- [Written problem]:
Please update the entries below by replacing each "median-annotation" with "median-label" and keeping everything else the same.

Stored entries
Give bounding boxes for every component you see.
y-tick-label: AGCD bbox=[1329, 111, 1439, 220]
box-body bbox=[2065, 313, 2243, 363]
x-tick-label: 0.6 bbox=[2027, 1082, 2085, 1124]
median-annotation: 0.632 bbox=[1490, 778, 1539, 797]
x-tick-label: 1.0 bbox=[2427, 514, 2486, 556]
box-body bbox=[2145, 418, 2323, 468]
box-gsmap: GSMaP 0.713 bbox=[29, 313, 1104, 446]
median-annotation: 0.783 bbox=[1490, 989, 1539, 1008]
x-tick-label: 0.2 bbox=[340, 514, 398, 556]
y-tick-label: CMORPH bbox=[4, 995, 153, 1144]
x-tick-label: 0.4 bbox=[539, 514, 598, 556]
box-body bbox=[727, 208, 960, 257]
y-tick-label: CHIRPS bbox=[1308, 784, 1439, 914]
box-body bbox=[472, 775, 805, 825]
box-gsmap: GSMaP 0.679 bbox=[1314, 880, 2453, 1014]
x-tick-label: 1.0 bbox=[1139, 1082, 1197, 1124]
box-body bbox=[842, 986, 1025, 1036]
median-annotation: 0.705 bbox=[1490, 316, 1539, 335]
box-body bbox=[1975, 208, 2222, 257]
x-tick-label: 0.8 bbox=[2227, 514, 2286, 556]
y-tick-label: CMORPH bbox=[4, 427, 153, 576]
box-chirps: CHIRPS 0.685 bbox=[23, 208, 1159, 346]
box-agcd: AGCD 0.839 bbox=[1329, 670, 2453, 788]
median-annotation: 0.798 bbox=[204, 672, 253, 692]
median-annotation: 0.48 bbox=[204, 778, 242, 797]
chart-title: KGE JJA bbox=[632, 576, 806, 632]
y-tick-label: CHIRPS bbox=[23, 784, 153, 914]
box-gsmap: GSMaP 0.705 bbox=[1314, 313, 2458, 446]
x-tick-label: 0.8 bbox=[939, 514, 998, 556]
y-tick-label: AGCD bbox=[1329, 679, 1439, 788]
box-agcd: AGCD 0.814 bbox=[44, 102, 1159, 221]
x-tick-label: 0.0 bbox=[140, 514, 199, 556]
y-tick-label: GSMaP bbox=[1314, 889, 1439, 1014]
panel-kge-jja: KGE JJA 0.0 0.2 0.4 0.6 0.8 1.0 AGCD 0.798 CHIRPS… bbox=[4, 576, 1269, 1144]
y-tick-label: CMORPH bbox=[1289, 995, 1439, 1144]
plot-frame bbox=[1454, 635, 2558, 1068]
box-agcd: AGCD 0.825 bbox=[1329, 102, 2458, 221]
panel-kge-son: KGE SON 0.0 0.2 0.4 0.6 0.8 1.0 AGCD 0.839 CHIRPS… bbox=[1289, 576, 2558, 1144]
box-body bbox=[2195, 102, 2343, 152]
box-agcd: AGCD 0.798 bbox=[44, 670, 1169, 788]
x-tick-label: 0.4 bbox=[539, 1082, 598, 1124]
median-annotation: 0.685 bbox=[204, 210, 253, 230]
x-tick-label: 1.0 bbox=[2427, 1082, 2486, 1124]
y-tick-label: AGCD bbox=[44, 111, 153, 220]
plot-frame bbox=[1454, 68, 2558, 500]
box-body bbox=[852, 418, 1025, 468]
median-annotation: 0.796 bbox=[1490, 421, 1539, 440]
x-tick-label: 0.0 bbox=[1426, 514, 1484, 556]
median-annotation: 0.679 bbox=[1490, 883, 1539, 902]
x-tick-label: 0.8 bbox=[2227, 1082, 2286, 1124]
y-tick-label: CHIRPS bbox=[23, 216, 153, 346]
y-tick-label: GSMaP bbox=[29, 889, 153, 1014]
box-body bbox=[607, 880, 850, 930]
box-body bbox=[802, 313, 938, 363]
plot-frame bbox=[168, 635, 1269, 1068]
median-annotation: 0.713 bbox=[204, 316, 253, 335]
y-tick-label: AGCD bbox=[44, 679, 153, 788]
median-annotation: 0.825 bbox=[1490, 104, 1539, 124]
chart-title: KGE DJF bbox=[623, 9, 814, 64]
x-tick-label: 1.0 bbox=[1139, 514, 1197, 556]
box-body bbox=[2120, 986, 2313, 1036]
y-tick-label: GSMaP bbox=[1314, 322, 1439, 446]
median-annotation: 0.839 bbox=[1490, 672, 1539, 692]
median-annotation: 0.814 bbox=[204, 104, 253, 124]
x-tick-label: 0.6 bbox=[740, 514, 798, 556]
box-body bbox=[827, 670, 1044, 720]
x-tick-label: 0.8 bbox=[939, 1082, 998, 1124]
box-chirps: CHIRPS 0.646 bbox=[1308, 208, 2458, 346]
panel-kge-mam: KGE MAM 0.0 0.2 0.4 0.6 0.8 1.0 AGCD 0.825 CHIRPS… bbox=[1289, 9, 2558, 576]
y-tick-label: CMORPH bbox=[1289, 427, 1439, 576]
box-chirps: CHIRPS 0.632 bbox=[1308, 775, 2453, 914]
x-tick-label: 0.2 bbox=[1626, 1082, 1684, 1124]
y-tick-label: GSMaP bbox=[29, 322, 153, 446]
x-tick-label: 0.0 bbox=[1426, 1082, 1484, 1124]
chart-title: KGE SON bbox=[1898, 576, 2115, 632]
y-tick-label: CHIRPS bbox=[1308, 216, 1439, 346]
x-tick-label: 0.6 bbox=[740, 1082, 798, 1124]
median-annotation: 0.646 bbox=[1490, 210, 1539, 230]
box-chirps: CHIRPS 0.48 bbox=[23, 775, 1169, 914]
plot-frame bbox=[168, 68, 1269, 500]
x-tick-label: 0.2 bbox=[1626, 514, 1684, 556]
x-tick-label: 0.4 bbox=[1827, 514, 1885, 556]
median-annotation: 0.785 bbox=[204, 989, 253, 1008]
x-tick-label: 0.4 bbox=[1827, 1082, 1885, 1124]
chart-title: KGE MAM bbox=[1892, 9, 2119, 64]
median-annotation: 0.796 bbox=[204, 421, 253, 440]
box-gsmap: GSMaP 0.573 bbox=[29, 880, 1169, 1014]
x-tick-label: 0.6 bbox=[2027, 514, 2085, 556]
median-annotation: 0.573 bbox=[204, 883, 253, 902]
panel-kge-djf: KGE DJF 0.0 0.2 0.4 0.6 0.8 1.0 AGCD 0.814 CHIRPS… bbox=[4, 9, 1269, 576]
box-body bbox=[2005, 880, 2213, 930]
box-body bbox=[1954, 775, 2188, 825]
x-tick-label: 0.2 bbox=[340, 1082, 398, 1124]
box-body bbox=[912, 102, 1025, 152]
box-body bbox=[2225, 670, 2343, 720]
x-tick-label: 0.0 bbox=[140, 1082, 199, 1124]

- [Exercise result]:
Give bounding boxes for every component you see.
y-tick-label: AGCD bbox=[1329, 111, 1439, 220]
box-body bbox=[2065, 313, 2243, 363]
x-tick-label: 0.6 bbox=[2027, 1082, 2085, 1124]
median-label: 0.632 bbox=[1490, 778, 1539, 797]
x-tick-label: 1.0 bbox=[2427, 514, 2486, 556]
box-body bbox=[2145, 418, 2323, 468]
box-gsmap: GSMaP 0.713 bbox=[29, 313, 1104, 446]
median-label: 0.783 bbox=[1490, 989, 1539, 1008]
x-tick-label: 0.2 bbox=[340, 514, 398, 556]
y-tick-label: CMORPH bbox=[4, 995, 153, 1144]
x-tick-label: 0.4 bbox=[539, 514, 598, 556]
box-body bbox=[727, 208, 960, 257]
y-tick-label: CHIRPS bbox=[1308, 784, 1439, 914]
box-body bbox=[472, 775, 805, 825]
box-gsmap: GSMaP 0.679 bbox=[1314, 880, 2453, 1014]
x-tick-label: 1.0 bbox=[1139, 1082, 1197, 1124]
box-body bbox=[842, 986, 1025, 1036]
median-label: 0.705 bbox=[1490, 316, 1539, 335]
box-body bbox=[1975, 208, 2222, 257]
x-tick-label: 0.8 bbox=[2227, 514, 2286, 556]
y-tick-label: CMORPH bbox=[4, 427, 153, 576]
box-chirps: CHIRPS 0.685 bbox=[23, 208, 1159, 346]
box-agcd: AGCD 0.839 bbox=[1329, 670, 2453, 788]
median-label: 0.798 bbox=[204, 672, 253, 692]
median-label: 0.48 bbox=[204, 778, 242, 797]
chart-title: KGE JJA bbox=[632, 576, 806, 632]
y-tick-label: CHIRPS bbox=[23, 784, 153, 914]
box-gsmap: GSMaP 0.705 bbox=[1314, 313, 2458, 446]
x-tick-label: 0.8 bbox=[939, 514, 998, 556]
y-tick-label: AGCD bbox=[1329, 679, 1439, 788]
box-agcd: AGCD 0.814 bbox=[44, 102, 1159, 221]
x-tick-label: 0.0 bbox=[140, 514, 199, 556]
y-tick-label: GSMaP bbox=[1314, 889, 1439, 1014]
panel-kge-jja: KGE JJA 0.0 0.2 0.4 0.6 0.8 1.0 AGCD 0.798 CHIRPS… bbox=[4, 576, 1269, 1144]
y-tick-label: CMORPH bbox=[1289, 995, 1439, 1144]
plot-frame bbox=[1454, 635, 2558, 1068]
box-agcd: AGCD 0.825 bbox=[1329, 102, 2458, 221]
panel-kge-son: KGE SON 0.0 0.2 0.4 0.6 0.8 1.0 AGCD 0.839 CHIRPS… bbox=[1289, 576, 2558, 1144]
box-body bbox=[2195, 102, 2343, 152]
box-agcd: AGCD 0.798 bbox=[44, 670, 1169, 788]
x-tick-label: 0.4 bbox=[539, 1082, 598, 1124]
median-label: 0.685 bbox=[204, 210, 253, 230]
x-tick-label: 1.0 bbox=[2427, 1082, 2486, 1124]
y-tick-label: AGCD bbox=[44, 111, 153, 220]
plot-frame bbox=[1454, 68, 2558, 500]
box-body bbox=[852, 418, 1025, 468]
median-label: 0.796 bbox=[1490, 421, 1539, 440]
x-tick-label: 0.0 bbox=[1426, 514, 1484, 556]
median-label: 0.679 bbox=[1490, 883, 1539, 902]
x-tick-label: 0.8 bbox=[2227, 1082, 2286, 1124]
y-tick-label: CHIRPS bbox=[23, 216, 153, 346]
y-tick-label: GSMaP bbox=[29, 889, 153, 1014]
box-body bbox=[607, 880, 850, 930]
box-body bbox=[802, 313, 938, 363]
plot-frame bbox=[168, 635, 1269, 1068]
median-label: 0.713 bbox=[204, 316, 253, 335]
y-tick-label: AGCD bbox=[44, 679, 153, 788]
median-label: 0.825 bbox=[1490, 104, 1539, 124]
chart-title: KGE DJF bbox=[623, 9, 814, 64]
x-tick-label: 1.0 bbox=[1139, 514, 1197, 556]
box-body bbox=[2120, 986, 2313, 1036]
y-tick-label: GSMaP bbox=[1314, 322, 1439, 446]
median-label: 0.839 bbox=[1490, 672, 1539, 692]
median-label: 0.814 bbox=[204, 104, 253, 124]
x-tick-label: 0.6 bbox=[740, 514, 798, 556]
box-body bbox=[827, 670, 1044, 720]
x-tick-label: 0.8 bbox=[939, 1082, 998, 1124]
box-chirps: CHIRPS 0.646 bbox=[1308, 208, 2458, 346]
panel-kge-mam: KGE MAM 0.0 0.2 0.4 0.6 0.8 1.0 AGCD 0.825 CHIRPS… bbox=[1289, 9, 2558, 576]
y-tick-label: CMORPH bbox=[1289, 427, 1439, 576]
box-chirps: CHIRPS 0.632 bbox=[1308, 775, 2453, 914]
x-tick-label: 0.2 bbox=[1626, 1082, 1684, 1124]
y-tick-label: GSMaP bbox=[29, 322, 153, 446]
x-tick-label: 0.0 bbox=[1426, 1082, 1484, 1124]
chart-title: KGE SON bbox=[1898, 576, 2115, 632]
y-tick-label: CHIRPS bbox=[1308, 216, 1439, 346]
x-tick-label: 0.6 bbox=[740, 1082, 798, 1124]
median-label: 0.646 bbox=[1490, 210, 1539, 230]
box-chirps: CHIRPS 0.48 bbox=[23, 775, 1169, 914]
plot-frame bbox=[168, 68, 1269, 500]
x-tick-label: 0.2 bbox=[1626, 514, 1684, 556]
x-tick-label: 0.4 bbox=[1827, 514, 1885, 556]
median-label: 0.785 bbox=[204, 989, 253, 1008]
x-tick-label: 0.4 bbox=[1827, 1082, 1885, 1124]
chart-title: KGE MAM bbox=[1892, 9, 2119, 64]
median-label: 0.796 bbox=[204, 421, 253, 440]
box-gsmap: GSMaP 0.573 bbox=[29, 880, 1169, 1014]
x-tick-label: 0.6 bbox=[2027, 514, 2085, 556]
median-label: 0.573 bbox=[204, 883, 253, 902]
panel-kge-djf: KGE DJF 0.0 0.2 0.4 0.6 0.8 1.0 AGCD 0.814 CHIRPS… bbox=[4, 9, 1269, 576]
box-body bbox=[2005, 880, 2213, 930]
box-body bbox=[1954, 775, 2188, 825]
x-tick-label: 0.2 bbox=[340, 1082, 398, 1124]
box-body bbox=[912, 102, 1025, 152]
box-body bbox=[2225, 670, 2343, 720]
x-tick-label: 0.0 bbox=[140, 1082, 199, 1124]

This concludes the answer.